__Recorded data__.
begin

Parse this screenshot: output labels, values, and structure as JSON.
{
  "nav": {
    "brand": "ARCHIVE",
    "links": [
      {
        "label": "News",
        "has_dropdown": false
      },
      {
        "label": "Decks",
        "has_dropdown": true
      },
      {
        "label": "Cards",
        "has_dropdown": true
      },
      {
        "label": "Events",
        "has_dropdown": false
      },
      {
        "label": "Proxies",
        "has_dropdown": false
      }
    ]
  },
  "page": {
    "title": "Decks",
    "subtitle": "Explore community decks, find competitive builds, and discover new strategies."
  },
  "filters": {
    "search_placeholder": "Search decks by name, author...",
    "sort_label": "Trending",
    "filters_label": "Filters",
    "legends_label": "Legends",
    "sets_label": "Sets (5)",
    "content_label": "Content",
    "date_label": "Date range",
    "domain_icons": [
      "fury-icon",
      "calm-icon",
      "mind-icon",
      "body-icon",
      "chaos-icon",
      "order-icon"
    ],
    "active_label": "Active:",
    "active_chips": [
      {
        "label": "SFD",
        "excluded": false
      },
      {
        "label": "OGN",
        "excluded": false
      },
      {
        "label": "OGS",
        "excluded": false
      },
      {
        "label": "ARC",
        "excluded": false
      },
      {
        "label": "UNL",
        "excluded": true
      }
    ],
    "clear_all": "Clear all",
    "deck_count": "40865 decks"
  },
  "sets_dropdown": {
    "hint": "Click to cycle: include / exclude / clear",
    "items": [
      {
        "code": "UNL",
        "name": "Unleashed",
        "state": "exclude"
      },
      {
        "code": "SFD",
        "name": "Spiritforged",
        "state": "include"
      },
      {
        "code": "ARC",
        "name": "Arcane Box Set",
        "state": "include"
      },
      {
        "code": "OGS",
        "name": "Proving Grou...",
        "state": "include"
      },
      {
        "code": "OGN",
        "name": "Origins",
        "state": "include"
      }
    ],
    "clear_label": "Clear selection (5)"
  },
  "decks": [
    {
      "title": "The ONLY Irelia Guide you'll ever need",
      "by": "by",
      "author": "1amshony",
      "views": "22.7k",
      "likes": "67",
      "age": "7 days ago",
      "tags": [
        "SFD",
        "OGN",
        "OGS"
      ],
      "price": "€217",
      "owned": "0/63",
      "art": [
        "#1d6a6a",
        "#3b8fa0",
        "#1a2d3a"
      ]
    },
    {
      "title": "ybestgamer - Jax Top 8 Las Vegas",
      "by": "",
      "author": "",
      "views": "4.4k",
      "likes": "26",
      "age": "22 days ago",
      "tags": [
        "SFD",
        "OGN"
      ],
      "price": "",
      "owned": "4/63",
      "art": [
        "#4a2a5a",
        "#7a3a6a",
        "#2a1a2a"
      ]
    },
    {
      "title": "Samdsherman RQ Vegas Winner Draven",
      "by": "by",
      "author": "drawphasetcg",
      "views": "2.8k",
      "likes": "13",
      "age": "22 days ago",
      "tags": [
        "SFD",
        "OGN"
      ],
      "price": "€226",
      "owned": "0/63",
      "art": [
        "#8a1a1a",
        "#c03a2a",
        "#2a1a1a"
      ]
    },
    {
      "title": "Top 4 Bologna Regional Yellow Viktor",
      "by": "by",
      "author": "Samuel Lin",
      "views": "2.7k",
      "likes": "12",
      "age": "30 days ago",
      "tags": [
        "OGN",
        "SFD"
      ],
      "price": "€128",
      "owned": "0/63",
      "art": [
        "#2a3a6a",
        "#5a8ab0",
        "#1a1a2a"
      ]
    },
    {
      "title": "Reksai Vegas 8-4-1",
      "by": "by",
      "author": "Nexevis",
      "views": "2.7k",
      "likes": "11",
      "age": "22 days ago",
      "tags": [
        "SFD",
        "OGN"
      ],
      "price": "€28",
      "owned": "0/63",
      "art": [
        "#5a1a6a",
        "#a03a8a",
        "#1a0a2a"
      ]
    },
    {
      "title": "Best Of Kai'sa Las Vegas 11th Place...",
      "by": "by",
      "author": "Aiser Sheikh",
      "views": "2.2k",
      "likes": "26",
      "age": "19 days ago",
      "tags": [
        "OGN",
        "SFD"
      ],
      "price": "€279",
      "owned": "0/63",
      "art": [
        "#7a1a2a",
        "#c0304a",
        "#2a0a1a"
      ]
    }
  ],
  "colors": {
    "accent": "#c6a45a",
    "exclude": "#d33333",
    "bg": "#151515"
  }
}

end

What is the number of lines in the data above that include the word "author"? Answer with that number only.

__Written answer__. 7